* _Exercise_
Copy all of the rows below without changing a single character in any of them.

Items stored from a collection
....

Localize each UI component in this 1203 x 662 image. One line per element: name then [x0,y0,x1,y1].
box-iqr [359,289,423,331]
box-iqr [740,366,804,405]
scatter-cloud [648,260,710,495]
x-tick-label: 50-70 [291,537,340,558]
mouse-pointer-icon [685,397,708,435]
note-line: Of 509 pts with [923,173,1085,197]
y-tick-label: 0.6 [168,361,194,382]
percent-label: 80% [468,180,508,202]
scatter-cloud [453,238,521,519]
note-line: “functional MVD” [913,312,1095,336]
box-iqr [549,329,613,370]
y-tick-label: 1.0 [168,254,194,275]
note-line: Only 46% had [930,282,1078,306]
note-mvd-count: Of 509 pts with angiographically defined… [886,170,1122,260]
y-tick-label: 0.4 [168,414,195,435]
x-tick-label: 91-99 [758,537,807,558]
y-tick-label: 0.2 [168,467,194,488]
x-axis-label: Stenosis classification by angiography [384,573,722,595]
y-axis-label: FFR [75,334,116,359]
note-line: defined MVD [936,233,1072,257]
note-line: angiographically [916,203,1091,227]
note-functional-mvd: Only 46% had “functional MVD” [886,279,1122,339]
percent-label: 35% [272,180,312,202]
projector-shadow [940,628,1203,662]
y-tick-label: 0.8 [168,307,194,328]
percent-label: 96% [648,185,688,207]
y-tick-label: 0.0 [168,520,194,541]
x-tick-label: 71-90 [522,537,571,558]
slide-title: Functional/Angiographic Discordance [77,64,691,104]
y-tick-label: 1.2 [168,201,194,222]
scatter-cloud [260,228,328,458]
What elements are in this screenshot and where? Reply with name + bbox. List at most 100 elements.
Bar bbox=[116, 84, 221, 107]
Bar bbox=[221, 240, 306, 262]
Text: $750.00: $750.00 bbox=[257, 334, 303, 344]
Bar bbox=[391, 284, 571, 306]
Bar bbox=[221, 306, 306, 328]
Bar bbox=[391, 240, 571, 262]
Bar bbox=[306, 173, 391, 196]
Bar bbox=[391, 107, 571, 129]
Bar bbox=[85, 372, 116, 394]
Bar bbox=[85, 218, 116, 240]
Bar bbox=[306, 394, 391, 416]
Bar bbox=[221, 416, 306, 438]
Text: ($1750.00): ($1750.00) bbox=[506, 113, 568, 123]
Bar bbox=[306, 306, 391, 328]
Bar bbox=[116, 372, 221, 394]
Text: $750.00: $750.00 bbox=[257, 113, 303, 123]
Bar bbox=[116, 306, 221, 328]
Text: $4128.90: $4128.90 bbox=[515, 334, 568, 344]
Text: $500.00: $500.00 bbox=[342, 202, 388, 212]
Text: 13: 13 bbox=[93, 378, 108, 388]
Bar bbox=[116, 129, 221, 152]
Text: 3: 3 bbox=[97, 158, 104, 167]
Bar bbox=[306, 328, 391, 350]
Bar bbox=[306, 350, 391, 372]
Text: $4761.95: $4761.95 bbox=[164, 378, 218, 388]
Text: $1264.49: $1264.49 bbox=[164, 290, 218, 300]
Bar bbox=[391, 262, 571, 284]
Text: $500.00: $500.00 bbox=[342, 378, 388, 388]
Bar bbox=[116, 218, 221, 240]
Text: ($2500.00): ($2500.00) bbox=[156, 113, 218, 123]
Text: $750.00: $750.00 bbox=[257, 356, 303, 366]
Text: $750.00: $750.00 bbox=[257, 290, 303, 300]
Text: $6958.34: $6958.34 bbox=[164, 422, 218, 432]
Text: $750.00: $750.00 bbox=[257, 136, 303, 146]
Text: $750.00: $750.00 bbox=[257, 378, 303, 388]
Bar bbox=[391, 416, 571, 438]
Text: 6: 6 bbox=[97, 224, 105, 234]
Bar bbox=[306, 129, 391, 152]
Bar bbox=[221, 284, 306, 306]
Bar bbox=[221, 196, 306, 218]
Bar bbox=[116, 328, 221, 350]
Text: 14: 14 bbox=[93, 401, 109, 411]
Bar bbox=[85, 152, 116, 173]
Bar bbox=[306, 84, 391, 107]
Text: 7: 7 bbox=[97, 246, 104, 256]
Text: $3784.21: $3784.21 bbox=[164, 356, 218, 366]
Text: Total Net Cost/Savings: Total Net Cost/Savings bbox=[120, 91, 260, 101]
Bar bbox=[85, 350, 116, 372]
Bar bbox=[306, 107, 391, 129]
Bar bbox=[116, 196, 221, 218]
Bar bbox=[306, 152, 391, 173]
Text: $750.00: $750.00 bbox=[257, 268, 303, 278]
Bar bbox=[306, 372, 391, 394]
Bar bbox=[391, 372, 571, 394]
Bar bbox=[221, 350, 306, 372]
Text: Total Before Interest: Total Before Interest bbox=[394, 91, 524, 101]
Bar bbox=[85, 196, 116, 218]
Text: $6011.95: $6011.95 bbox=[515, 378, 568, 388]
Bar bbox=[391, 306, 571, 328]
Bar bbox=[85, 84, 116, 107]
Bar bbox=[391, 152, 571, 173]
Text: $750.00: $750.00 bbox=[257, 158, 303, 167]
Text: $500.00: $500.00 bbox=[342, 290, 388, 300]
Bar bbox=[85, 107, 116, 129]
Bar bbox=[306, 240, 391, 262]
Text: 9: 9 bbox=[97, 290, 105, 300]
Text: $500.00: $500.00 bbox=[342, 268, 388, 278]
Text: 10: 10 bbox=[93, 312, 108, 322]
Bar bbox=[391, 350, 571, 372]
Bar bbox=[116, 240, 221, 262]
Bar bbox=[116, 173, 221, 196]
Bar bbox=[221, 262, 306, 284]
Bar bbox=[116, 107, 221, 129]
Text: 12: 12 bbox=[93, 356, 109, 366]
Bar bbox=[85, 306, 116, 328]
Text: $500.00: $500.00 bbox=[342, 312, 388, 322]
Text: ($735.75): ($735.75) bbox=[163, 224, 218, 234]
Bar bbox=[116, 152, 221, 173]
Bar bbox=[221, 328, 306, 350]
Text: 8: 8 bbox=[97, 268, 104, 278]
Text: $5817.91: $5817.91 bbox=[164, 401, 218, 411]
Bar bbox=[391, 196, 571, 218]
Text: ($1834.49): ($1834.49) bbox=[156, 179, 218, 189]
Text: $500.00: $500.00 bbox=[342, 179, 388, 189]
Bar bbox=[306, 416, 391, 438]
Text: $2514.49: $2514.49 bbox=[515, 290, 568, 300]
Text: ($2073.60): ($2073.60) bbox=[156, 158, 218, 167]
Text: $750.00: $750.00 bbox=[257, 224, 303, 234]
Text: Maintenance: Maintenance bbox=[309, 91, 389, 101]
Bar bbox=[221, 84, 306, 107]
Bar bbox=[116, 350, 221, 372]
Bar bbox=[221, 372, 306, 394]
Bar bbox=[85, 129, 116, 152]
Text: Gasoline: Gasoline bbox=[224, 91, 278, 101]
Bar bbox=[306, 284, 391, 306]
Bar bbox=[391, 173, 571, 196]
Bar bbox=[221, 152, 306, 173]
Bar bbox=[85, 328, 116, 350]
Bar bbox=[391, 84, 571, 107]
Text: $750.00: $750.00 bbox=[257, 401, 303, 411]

....

* _Problem solution_
Localize each UI component in this 1203 x 662 image. One line per element: name then [x0,y0,x1,y1].
box-iqr [359,289,423,331]
box-iqr [740,366,804,405]
scatter-cloud [648,260,710,495]
x-tick-label: 50-70 [291,537,340,558]
mouse-pointer-icon [685,397,708,435]
note-line: Of 509 pts with [923,173,1085,197]
y-tick-label: 0.6 [168,361,194,382]
percent-label: 80% [468,180,508,202]
scatter-cloud [453,238,521,519]
note-line: “functional MVD” [913,312,1095,336]
box-iqr [549,329,613,370]
y-tick-label: 1.0 [168,254,194,275]
note-line: Only 46% had [930,282,1078,306]
note-mvd-count: Of 509 pts with angiographically defined… [886,170,1122,260]
y-tick-label: 0.4 [168,414,195,435]
x-tick-label: 91-99 [758,537,807,558]
y-tick-label: 0.2 [168,467,194,488]
x-axis-label: Stenosis classification by angiography [384,573,722,595]
y-axis-label: FFR [75,334,116,359]
note-line: defined MVD [936,233,1072,257]
note-line: angiographically [916,203,1091,227]
note-functional-mvd: Only 46% had “functional MVD” [886,279,1122,339]
percent-label: 35% [272,180,312,202]
projector-shadow [940,628,1203,662]
y-tick-label: 0.8 [168,307,194,328]
percent-label: 96% [648,185,688,207]
y-tick-label: 0.0 [168,520,194,541]
x-tick-label: 71-90 [522,537,571,558]
slide-title: Functional/Angiographic Discordance [77,64,691,104]
y-tick-label: 1.2 [168,201,194,222]
scatter-cloud [260,228,328,458]
What elements are in this screenshot and where? Reply with name + bbox. List at most 100 elements.
Bar bbox=[116, 84, 221, 107]
Bar bbox=[221, 240, 306, 262]
Text: $750.00: $750.00 bbox=[257, 334, 303, 344]
Bar bbox=[391, 284, 571, 306]
Bar bbox=[221, 306, 306, 328]
Bar bbox=[391, 240, 571, 262]
Bar bbox=[306, 173, 391, 196]
Bar bbox=[391, 107, 571, 129]
Bar bbox=[85, 372, 116, 394]
Bar bbox=[85, 218, 116, 240]
Bar bbox=[306, 394, 391, 416]
Bar bbox=[221, 416, 306, 438]
Text: ($1750.00): ($1750.00) bbox=[506, 113, 568, 123]
Bar bbox=[306, 306, 391, 328]
Bar bbox=[116, 372, 221, 394]
Text: $750.00: $750.00 bbox=[257, 113, 303, 123]
Bar bbox=[116, 306, 221, 328]
Text: $4128.90: $4128.90 bbox=[515, 334, 568, 344]
Text: $500.00: $500.00 bbox=[342, 202, 388, 212]
Text: 13: 13 bbox=[93, 378, 108, 388]
Bar bbox=[116, 129, 221, 152]
Text: 3: 3 bbox=[97, 158, 104, 167]
Bar bbox=[306, 328, 391, 350]
Bar bbox=[306, 350, 391, 372]
Text: $4761.95: $4761.95 bbox=[164, 378, 218, 388]
Text: $1264.49: $1264.49 bbox=[164, 290, 218, 300]
Bar bbox=[391, 262, 571, 284]
Text: $500.00: $500.00 bbox=[342, 378, 388, 388]
Bar bbox=[116, 218, 221, 240]
Text: ($2500.00): ($2500.00) bbox=[156, 113, 218, 123]
Text: $750.00: $750.00 bbox=[257, 356, 303, 366]
Text: $750.00: $750.00 bbox=[257, 290, 303, 300]
Text: $6958.34: $6958.34 bbox=[164, 422, 218, 432]
Text: $750.00: $750.00 bbox=[257, 136, 303, 146]
Text: $750.00: $750.00 bbox=[257, 378, 303, 388]
Bar bbox=[391, 416, 571, 438]
Text: 6: 6 bbox=[97, 224, 105, 234]
Bar bbox=[306, 129, 391, 152]
Bar bbox=[221, 284, 306, 306]
Bar bbox=[221, 196, 306, 218]
Bar bbox=[116, 328, 221, 350]
Text: 14: 14 bbox=[93, 401, 109, 411]
Bar bbox=[85, 152, 116, 173]
Bar bbox=[306, 84, 391, 107]
Text: 7: 7 bbox=[97, 246, 104, 256]
Text: $3784.21: $3784.21 bbox=[164, 356, 218, 366]
Text: Total Net Cost/Savings: Total Net Cost/Savings bbox=[120, 91, 260, 101]
Bar bbox=[85, 350, 116, 372]
Bar bbox=[306, 107, 391, 129]
Bar bbox=[116, 196, 221, 218]
Bar bbox=[306, 152, 391, 173]
Text: $750.00: $750.00 bbox=[257, 268, 303, 278]
Bar bbox=[306, 372, 391, 394]
Bar bbox=[391, 372, 571, 394]
Bar bbox=[221, 350, 306, 372]
Text: Total Before Interest: Total Before Interest bbox=[394, 91, 524, 101]
Bar bbox=[85, 196, 116, 218]
Text: $6011.95: $6011.95 bbox=[515, 378, 568, 388]
Bar bbox=[391, 306, 571, 328]
Bar bbox=[85, 84, 116, 107]
Bar bbox=[391, 152, 571, 173]
Text: $750.00: $750.00 bbox=[257, 158, 303, 167]
Text: $500.00: $500.00 bbox=[342, 290, 388, 300]
Bar bbox=[85, 107, 116, 129]
Bar bbox=[306, 240, 391, 262]
Text: 9: 9 bbox=[97, 290, 105, 300]
Text: $500.00: $500.00 bbox=[342, 268, 388, 278]
Text: 10: 10 bbox=[93, 312, 108, 322]
Bar bbox=[391, 350, 571, 372]
Bar bbox=[116, 240, 221, 262]
Bar bbox=[116, 173, 221, 196]
Bar bbox=[221, 262, 306, 284]
Bar bbox=[116, 107, 221, 129]
Text: 12: 12 bbox=[93, 356, 109, 366]
Bar bbox=[85, 306, 116, 328]
Text: $500.00: $500.00 bbox=[342, 312, 388, 322]
Text: ($735.75): ($735.75) bbox=[163, 224, 218, 234]
Bar bbox=[116, 152, 221, 173]
Bar bbox=[221, 328, 306, 350]
Text: 8: 8 bbox=[97, 268, 104, 278]
Text: $5817.91: $5817.91 bbox=[164, 401, 218, 411]
Bar bbox=[391, 196, 571, 218]
Text: ($1834.49): ($1834.49) bbox=[156, 179, 218, 189]
Text: $500.00: $500.00 bbox=[342, 179, 388, 189]
Bar bbox=[306, 416, 391, 438]
Text: $2514.49: $2514.49 bbox=[515, 290, 568, 300]
Text: ($2073.60): ($2073.60) bbox=[156, 158, 218, 167]
Text: $750.00: $750.00 bbox=[257, 224, 303, 234]
Text: Maintenance: Maintenance bbox=[309, 91, 389, 101]
Bar bbox=[221, 84, 306, 107]
Bar bbox=[116, 350, 221, 372]
Bar bbox=[221, 372, 306, 394]
Bar bbox=[85, 129, 116, 152]
Text: Gasoline: Gasoline bbox=[224, 91, 278, 101]
Bar bbox=[306, 284, 391, 306]
Bar bbox=[391, 173, 571, 196]
Bar bbox=[221, 152, 306, 173]
Bar bbox=[85, 328, 116, 350]
Bar bbox=[391, 84, 571, 107]
Text: $750.00: $750.00 bbox=[257, 401, 303, 411]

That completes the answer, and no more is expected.